* _Aim of the exercise_
Where a line of the material contains the string "Bonds", copy that line.

* _Source data_
----------------

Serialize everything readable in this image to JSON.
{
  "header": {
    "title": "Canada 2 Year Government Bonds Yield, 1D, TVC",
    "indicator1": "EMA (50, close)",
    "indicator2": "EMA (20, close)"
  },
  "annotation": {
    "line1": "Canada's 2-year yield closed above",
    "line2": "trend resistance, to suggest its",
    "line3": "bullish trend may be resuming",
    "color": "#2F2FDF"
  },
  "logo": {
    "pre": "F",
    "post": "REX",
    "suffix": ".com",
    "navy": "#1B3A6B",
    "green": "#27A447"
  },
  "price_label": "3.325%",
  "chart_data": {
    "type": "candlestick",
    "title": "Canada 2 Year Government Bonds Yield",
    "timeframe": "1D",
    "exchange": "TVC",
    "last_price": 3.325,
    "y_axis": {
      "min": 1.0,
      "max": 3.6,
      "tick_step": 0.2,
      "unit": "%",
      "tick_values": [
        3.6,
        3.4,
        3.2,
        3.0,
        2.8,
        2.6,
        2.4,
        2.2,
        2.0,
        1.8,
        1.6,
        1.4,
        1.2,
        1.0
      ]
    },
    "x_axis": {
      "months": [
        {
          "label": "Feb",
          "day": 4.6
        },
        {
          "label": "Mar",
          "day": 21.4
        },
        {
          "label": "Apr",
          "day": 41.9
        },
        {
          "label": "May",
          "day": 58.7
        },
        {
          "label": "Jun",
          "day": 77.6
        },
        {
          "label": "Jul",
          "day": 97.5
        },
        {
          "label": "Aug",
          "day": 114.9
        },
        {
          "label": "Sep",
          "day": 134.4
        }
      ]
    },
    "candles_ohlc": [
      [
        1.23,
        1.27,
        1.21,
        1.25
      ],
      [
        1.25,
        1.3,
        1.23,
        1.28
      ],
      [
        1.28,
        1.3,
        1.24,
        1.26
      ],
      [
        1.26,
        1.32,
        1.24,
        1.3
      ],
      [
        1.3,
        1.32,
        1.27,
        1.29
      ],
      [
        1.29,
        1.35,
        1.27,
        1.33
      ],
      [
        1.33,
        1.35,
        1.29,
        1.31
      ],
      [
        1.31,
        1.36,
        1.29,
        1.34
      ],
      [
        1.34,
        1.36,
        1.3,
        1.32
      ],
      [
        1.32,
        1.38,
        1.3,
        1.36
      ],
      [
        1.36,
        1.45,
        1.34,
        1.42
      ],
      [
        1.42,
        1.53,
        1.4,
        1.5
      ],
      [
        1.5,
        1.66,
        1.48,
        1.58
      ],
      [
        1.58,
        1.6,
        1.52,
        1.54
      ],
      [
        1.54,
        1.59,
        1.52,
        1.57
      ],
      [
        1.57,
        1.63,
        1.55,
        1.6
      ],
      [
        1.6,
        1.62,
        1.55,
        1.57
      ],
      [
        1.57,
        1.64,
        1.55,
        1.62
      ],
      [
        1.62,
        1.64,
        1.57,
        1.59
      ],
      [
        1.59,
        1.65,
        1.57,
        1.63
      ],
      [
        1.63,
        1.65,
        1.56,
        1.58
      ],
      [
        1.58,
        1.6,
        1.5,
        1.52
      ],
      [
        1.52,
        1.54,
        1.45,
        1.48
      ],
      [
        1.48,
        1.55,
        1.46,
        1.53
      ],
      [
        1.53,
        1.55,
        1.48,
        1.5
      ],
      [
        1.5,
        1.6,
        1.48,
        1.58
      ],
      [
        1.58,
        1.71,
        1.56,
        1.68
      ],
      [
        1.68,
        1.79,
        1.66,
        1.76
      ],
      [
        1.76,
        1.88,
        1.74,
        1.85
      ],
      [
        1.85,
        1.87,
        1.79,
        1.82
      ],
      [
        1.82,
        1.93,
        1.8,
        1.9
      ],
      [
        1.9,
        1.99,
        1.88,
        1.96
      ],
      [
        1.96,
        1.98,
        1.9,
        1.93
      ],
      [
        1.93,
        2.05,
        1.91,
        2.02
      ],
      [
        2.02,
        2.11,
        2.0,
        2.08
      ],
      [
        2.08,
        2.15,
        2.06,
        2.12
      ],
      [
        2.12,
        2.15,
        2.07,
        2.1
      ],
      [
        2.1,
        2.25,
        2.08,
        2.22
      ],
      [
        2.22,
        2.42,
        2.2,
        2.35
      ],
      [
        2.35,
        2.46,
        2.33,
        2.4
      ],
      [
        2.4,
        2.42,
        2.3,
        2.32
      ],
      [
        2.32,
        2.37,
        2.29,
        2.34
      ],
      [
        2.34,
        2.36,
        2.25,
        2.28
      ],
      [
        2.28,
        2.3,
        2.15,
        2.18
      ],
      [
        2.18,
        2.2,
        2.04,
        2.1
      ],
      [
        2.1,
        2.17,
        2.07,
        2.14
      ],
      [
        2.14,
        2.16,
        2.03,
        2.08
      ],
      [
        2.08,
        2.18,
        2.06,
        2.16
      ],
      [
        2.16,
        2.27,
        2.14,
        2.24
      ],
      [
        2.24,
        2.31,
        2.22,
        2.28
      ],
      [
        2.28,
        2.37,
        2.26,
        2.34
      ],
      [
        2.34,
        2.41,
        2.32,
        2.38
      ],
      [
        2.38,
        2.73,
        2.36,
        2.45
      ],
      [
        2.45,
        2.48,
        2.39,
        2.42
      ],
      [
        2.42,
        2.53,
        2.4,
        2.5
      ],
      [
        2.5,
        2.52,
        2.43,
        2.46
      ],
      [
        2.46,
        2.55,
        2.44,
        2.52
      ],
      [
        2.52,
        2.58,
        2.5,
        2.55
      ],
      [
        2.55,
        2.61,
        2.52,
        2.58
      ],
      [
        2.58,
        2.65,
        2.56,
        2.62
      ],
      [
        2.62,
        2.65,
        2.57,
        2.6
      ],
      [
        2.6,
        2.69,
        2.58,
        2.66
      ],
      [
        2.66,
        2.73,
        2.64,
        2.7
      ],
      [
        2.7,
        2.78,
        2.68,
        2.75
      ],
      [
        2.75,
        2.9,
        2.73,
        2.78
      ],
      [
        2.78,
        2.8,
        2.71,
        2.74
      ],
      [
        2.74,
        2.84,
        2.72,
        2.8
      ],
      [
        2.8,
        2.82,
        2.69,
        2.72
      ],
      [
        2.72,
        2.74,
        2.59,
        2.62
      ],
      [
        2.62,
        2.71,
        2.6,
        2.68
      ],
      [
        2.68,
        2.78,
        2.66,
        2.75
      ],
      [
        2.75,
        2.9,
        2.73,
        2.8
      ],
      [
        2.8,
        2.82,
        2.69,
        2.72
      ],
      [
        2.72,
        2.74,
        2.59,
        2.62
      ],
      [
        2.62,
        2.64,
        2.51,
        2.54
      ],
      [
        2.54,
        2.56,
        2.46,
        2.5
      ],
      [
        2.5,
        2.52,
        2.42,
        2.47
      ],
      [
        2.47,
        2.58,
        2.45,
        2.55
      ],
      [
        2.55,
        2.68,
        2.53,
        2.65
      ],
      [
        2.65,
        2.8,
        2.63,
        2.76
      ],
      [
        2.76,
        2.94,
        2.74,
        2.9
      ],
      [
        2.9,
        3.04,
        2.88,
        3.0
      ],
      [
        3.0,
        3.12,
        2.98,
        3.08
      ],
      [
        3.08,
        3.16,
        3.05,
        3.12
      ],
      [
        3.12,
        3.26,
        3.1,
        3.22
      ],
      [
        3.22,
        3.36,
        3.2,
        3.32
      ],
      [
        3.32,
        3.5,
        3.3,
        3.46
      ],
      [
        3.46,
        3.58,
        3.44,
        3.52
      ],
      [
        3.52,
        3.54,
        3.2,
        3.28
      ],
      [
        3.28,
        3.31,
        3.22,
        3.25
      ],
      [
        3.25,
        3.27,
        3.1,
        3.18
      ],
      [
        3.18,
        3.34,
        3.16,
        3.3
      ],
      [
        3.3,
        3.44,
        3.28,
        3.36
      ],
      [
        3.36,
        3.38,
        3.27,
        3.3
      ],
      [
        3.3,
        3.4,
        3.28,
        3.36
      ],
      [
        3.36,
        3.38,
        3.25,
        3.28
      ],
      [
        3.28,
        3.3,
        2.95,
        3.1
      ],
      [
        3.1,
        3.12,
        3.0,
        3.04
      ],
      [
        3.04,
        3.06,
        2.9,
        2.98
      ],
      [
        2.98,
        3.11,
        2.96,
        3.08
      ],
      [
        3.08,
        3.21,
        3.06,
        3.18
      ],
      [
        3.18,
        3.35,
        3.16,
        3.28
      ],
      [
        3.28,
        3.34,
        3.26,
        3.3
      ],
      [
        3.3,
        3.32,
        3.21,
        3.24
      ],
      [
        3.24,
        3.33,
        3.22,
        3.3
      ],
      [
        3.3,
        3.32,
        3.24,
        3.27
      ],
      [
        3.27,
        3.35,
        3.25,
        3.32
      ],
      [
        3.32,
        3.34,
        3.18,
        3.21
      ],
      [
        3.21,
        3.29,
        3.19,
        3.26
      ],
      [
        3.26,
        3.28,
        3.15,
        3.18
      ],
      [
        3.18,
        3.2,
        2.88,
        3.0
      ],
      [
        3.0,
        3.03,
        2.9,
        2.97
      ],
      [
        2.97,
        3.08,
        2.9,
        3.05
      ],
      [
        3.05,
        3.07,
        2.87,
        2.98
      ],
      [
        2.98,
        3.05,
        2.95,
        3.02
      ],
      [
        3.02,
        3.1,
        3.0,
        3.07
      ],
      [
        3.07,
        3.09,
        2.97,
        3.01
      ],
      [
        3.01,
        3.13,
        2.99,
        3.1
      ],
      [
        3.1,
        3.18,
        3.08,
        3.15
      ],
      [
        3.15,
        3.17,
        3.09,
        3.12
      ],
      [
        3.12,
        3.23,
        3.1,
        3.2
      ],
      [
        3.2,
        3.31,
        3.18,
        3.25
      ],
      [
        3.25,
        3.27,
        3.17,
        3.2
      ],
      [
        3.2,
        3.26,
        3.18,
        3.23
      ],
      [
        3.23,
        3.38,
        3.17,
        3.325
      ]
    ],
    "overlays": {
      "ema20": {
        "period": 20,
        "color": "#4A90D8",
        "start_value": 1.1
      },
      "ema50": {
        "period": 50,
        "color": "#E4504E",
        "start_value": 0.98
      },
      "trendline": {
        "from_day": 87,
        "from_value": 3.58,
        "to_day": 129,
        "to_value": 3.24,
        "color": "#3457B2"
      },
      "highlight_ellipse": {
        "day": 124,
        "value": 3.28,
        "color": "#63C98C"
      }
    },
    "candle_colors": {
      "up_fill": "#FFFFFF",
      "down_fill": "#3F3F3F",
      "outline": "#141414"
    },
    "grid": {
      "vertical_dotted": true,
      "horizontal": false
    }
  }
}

----------------

* _Solved exercise_
    "title": "Canada 2 Year Government Bonds Yield, 1D, TVC",
    "title": "Canada 2 Year Government Bonds Yield",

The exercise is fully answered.